Do this:
List each line of the data in which the string "microphone" appears.

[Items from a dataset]
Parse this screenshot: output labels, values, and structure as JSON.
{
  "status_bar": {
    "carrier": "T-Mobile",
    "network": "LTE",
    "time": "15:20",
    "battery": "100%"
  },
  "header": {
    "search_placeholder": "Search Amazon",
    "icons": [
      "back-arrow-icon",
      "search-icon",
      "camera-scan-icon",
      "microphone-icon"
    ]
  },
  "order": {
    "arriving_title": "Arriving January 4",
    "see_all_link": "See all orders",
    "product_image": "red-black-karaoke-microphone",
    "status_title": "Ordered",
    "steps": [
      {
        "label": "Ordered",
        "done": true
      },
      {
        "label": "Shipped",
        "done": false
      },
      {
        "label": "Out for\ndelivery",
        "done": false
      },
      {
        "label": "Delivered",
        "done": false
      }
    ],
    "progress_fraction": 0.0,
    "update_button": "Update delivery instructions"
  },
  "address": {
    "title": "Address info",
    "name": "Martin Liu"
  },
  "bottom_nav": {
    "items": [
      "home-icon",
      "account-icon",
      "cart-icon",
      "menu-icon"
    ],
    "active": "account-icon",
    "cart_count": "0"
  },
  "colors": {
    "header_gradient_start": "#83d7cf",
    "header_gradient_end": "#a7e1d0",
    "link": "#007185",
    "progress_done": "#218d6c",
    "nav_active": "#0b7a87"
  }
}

Output of the exercise:
      "microphone-icon"
    "product_image": "red-black-karaoke-microphone",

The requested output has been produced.